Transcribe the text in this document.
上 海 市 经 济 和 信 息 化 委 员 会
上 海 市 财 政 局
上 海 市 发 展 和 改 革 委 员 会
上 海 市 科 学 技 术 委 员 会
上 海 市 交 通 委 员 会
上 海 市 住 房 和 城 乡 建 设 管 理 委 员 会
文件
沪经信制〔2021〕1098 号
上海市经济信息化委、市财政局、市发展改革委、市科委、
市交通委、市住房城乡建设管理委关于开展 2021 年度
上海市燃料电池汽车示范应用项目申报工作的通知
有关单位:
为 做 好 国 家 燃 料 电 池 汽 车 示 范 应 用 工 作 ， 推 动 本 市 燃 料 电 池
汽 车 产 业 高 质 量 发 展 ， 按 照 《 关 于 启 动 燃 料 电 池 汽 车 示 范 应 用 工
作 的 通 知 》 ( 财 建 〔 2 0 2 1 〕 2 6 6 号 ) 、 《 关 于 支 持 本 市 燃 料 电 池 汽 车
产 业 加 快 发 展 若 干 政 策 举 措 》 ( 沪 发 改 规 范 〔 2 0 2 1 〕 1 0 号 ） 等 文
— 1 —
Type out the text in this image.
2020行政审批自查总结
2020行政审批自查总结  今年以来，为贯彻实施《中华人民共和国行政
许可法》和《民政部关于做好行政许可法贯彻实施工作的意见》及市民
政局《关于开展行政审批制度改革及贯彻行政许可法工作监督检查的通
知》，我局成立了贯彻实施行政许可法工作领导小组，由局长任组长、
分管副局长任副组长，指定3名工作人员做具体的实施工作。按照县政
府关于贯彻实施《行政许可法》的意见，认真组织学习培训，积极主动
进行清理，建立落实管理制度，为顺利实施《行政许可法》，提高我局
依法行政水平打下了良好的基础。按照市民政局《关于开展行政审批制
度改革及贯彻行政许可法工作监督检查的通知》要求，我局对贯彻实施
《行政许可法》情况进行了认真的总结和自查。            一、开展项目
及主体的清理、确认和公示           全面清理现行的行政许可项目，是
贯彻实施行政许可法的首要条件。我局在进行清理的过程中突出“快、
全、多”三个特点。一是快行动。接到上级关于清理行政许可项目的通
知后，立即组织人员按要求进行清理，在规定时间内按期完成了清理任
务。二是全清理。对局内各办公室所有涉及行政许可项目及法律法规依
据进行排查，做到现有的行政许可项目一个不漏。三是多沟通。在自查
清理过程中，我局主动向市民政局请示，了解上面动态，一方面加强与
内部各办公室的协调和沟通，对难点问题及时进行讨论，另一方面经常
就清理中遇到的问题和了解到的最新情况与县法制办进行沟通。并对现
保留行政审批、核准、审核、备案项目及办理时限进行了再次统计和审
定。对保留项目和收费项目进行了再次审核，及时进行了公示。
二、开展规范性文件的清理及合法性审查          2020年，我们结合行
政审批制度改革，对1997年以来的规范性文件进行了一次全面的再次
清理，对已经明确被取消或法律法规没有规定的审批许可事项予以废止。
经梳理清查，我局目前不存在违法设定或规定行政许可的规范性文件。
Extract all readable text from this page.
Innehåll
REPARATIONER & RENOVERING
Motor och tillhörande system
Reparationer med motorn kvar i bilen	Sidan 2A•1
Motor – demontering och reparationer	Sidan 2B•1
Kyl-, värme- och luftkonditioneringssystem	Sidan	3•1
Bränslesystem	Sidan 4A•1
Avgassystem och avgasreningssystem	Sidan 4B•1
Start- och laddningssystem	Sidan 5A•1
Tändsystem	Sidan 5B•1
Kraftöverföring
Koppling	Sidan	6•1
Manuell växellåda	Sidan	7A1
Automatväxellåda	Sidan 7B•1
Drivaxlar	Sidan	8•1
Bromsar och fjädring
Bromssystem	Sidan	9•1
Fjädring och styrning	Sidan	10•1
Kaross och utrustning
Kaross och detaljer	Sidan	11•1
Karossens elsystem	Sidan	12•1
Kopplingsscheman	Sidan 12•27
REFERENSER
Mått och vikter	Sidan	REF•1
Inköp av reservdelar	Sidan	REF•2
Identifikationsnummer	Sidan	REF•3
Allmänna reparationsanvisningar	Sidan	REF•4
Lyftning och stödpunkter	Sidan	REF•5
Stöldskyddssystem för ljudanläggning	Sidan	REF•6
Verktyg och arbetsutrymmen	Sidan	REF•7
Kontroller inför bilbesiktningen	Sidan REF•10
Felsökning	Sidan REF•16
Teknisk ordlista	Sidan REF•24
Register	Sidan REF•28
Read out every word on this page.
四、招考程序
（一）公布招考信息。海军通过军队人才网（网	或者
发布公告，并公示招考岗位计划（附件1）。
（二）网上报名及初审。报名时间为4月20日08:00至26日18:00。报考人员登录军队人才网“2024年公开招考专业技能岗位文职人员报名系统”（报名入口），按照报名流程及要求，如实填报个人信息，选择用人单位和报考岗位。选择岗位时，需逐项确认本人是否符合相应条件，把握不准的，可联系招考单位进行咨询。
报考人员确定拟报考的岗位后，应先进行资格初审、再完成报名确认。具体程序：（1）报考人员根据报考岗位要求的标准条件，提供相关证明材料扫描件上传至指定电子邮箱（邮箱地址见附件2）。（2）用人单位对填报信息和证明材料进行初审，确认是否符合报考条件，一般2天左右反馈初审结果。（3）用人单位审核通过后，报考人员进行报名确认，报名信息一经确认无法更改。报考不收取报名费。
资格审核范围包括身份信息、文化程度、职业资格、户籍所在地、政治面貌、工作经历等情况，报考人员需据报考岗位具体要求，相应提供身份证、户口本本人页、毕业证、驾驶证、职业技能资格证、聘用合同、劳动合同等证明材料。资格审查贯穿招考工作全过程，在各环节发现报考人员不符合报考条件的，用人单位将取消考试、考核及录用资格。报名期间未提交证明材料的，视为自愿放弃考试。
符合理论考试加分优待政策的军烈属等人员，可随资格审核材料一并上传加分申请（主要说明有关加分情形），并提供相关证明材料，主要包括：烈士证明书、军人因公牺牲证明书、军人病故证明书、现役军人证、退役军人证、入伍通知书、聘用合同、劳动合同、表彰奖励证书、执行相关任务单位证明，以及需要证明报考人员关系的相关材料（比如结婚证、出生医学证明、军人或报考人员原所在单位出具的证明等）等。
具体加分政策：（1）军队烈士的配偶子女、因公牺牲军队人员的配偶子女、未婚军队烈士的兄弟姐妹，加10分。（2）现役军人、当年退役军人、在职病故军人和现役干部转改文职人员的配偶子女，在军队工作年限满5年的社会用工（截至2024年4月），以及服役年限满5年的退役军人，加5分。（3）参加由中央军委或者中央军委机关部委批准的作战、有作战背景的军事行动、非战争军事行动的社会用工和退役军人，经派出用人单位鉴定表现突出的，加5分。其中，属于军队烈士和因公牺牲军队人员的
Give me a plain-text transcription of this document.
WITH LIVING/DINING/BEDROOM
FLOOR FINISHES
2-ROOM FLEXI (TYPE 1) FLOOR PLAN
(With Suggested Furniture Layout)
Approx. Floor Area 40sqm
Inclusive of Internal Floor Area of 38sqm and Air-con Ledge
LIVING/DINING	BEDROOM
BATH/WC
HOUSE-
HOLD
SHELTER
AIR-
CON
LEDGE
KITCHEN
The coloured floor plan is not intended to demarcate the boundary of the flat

SET TASK: In the records above, return only the line that contains "Give me a plain-text" and every line after it through the last, exactly as they appear.

THE OUTPUT:
Give me a plain-text transcription of this document.
WITH LIVING/DINING/BEDROOM
FLOOR FINISHES
2-ROOM FLEXI (TYPE 1) FLOOR PLAN
(With Suggested Furniture Layout)
Approx. Floor Area 40sqm
Inclusive of Internal Floor Area of 38sqm and Air-con Ledge
LIVING/DINING	BEDROOM
BATH/WC
HOUSE-
HOLD
SHELTER
AIR-
CON
LEDGE
KITCHEN
The coloured floor plan is not intended to demarcate the boundary of the flat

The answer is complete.